— BEGIN SOURCE —

Creative Nonfiction (often coming-of-age, families, siblings, collective trauma or hardship or a particular cultural background)
“Everyone Loves to Flicker the Electric Jesus” by Melissa Saggerer in JMWW “Eyes closed, in a circle, we whisper into each other’s ears, the hot breath of compliments shivering down our spines, some saying earnest remarks, others earnestly saying, you have a great ass, as we move to the next nape of neck, enjoying bestowing flattery without risk, without response.”
“Undertow” by Tara Stillions Whitehead in X-Ray Lit “There were boys whose names we couldn’t share. Boys whose names we’d seen taped inside other girls’ lockers. Boys whose hips were like rip tides. Boys with thirsty eyes. Boys in beach stairwells and stolen cars. Boys in bathroom stalls above the fire pits at Coyote, behind the air hockey tables in Mr. Peabody’s.”
Ghost Stories (gangs of ghosts collectively haunting, sometimes with a bone to pick, a score to settle, grievances to air, group pain, they might have died together)
“A Haunting” by Ben Black in Wigleaf “So when the maid is there we keep our distance, we tread lightly, afraid to catch her notice, afraid to unite those three against us, afraid they'll all turn toward us at the same time and catch us in the hot, wet prisons of their cavernous eyes.”
“Come, Come” by Kim Magowan in New Flash Fiction Review “We hear her upstairs, we hear her kiss him goodbye, we hear the clank of the keys in her pocket, we hear her handle them, like worry beads.”
Collectives in the Workplace (Us vs. the Boss, Us vs. the Customers, shitty jobs endured together, how jobs often rob us of our individuality, etc.)
“A Brief Natural History of the Girls in the Office” by Sarah Freligh in Milk Candy Review “Later on, the potluck lunches together in the breakroom where we learned to like Inez’s potato salad with its pucker of onion, Melinda’s tuna noodle casserole crusted with Saltines, the shortbread cookies Judy made from a recipe that was willed to her by her Scots grandmother.”
Collectives as Observer / Judge (through their own, often unreliable, collective lens)

— END SOURCE —

EXERCISE REQUIREMENTS:
1. Answer these about the story list:
(a) Which publication ran "Undertow" by Tara Stillions Whitehead?
(b) Who wrote "Come, Come"?
(c) In the passage quoted from "A Brief Natural History of the Girls in the Office," what did Judy make?
2. Echo the story list word for word, everything from "Collectives in the" down to "unreliable, collective lens)".

— BEGIN STORED DATA —

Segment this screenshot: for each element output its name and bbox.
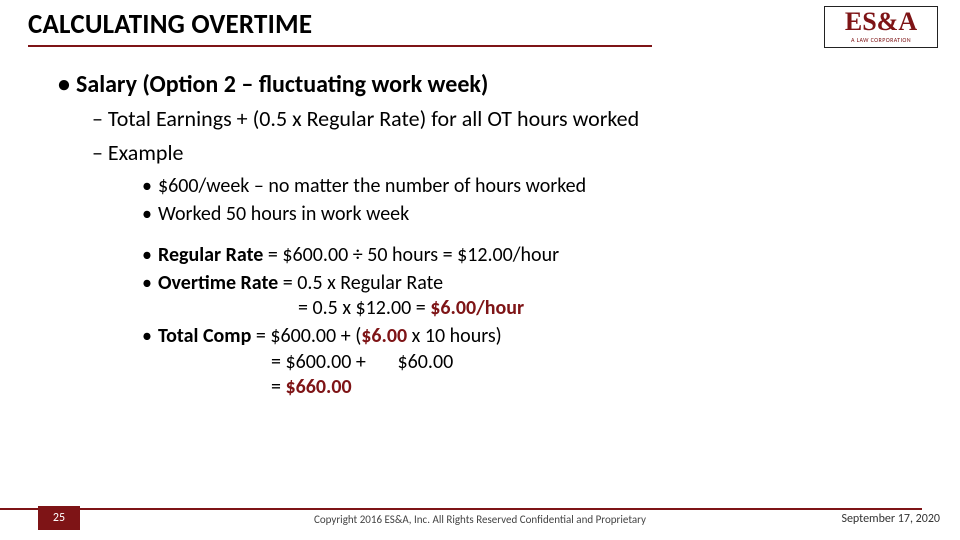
level1-text: Salary (Option 2 – fluctuating work week… [76,70,488,99]
calc-total-comp: •Total Comp = $600.00 + ($6.00 x 10 hour… [142,324,930,350]
bullet-dot-icon: • [142,202,158,228]
calc-regular-rate: •Regular Rate = $600.00 ÷ 50 hours = $12… [142,243,930,269]
regular-rate-label: Regular Rate [158,243,263,267]
logo-sub-text: A LAW CORPORATION [825,36,937,44]
tc-line3-val: $660.00 [285,375,351,399]
bullet-dot-icon: • [142,174,158,200]
overtime-rate-value: = 0.5 x Regular Rate [278,271,443,295]
bullet-level2-example: – Example [92,139,930,167]
logo: ES&A A LAW CORPORATION [824,6,938,48]
title-underline [28,45,652,47]
example-text-2: Worked 50 hours in work week [158,202,409,226]
bullet-level1: •Salary (Option 2 – fluctuating work wee… [58,70,930,99]
slide-title: CALCULATING OVERTIME [28,8,312,41]
total-comp-label: Total Comp [158,324,251,348]
content-area: •Salary (Option 2 – fluctuating work wee… [50,70,930,401]
logo-main-text: ES&A [825,9,937,35]
calc-overtime-rate: •Overtime Rate = 0.5 x Regular Rate [142,271,930,297]
tc-line3-pre: = [271,375,285,399]
calc-overtime-line2: = 0.5 x $12.00 = $6.00/hour [298,296,930,322]
example-line-2: •Worked 50 hours in work week [142,202,930,228]
ot-line2-pre: = 0.5 x $12.00 = [298,296,430,320]
calc-total-line3: = $660.00 [271,375,930,401]
tc-rest-post: x 10 hours) [407,324,502,348]
example-text-1: $600/week – no matter the number of hour… [158,174,586,198]
bullet-dot-icon: • [142,243,158,269]
logo-box: ES&A A LAW CORPORATION [824,6,938,48]
footer: 25 Copyright 2016 ES&A, Inc. All Rights … [0,506,960,534]
tc-rest-val: $6.00 [361,324,407,348]
bullet-dot-icon: • [142,324,158,350]
bullet-dot-icon: • [58,70,76,99]
tc-rest-pre: = $600.00 + ( [251,324,361,348]
overtime-rate-label: Overtime Rate [158,271,278,295]
slide: CALCULATING OVERTIME ES&A A LAW CORPORAT… [0,0,960,540]
ot-line2-value: $6.00/hour [430,296,524,320]
calc-total-line2: = $600.00 + $60.00 [271,350,930,376]
bullet-dot-icon: • [142,271,158,297]
bullet-level2-formula: – Total Earnings + (0.5 x Regular Rate) … [92,105,930,133]
regular-rate-value: = $600.00 ÷ 50 hours = $12.00/hour [263,243,559,267]
footer-date: September 17, 2020 [841,512,940,526]
example-line-1: •$600/week – no matter the number of hou… [142,174,930,200]
copyright-text: Copyright 2016 ES&A, Inc. All Rights Res… [0,513,960,526]
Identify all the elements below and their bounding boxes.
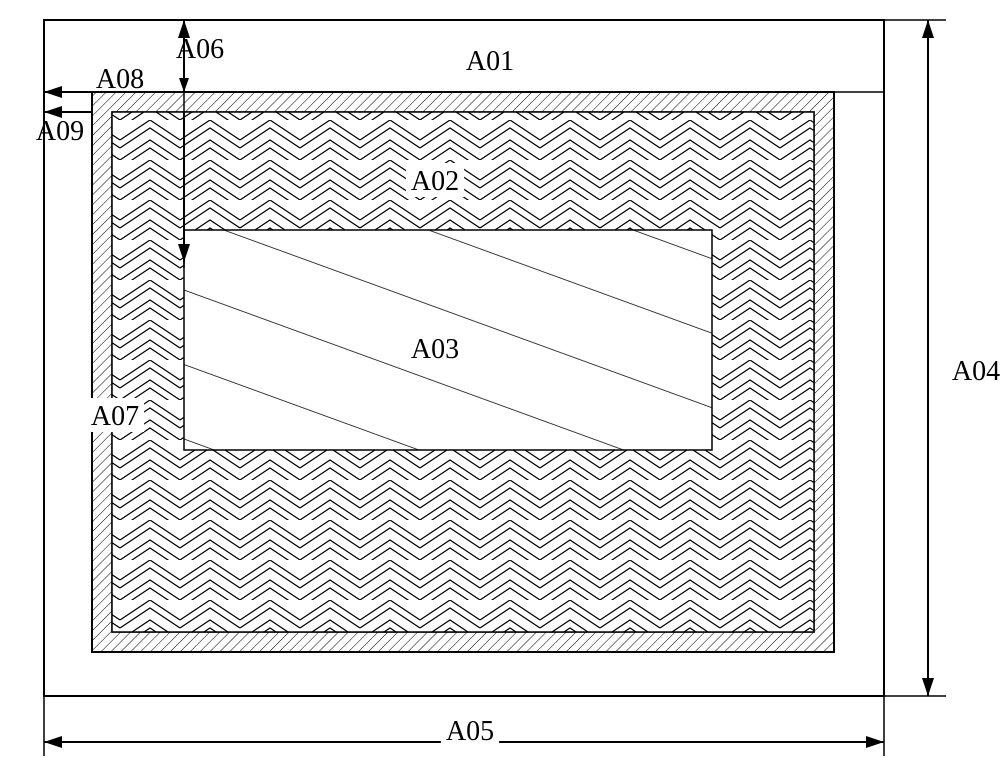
arrowhead xyxy=(922,20,934,38)
label-A03: A03 xyxy=(411,334,459,365)
label-A07: A07 xyxy=(91,401,139,432)
label-A06: A06 xyxy=(176,34,224,65)
arrowhead xyxy=(44,86,62,98)
label-A04: A04 xyxy=(952,356,1000,387)
arrowhead xyxy=(44,736,62,748)
label-A05: A05 xyxy=(446,716,494,747)
arrowhead xyxy=(866,736,884,748)
arrowhead xyxy=(179,78,189,92)
label-A09: A09 xyxy=(36,116,84,147)
label-A01: A01 xyxy=(466,46,514,77)
label-A08: A08 xyxy=(96,64,144,95)
arrowhead xyxy=(922,678,934,696)
label-A02: A02 xyxy=(411,166,459,197)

— END STORED DATA —

EXERCISE RESULTS:
1.
(a) X-Ray Lit
(b) Kim Magowan
(c) Shortbread cookies, from a recipe willed to her by her Scots grandmother

2.
Collectives in the Workplace (Us vs. the Boss, Us vs. the Customers, shitty jobs endured together, how jobs often rob us of our individuality, etc.)
“A Brief Natural History of the Girls in the Office” by Sarah Freligh in Milk Candy Review “Later on, the potluck lunches together in the breakroom where we learned to like Inez’s potato salad with its pucker of onion, Melinda’s tuna noodle casserole crusted with Saltines, the shortbread cookies Judy made from a recipe that was willed to her by her Scots grandmother.”
Collectives as Observer / Judge (through their own, often unreliable, collective lens)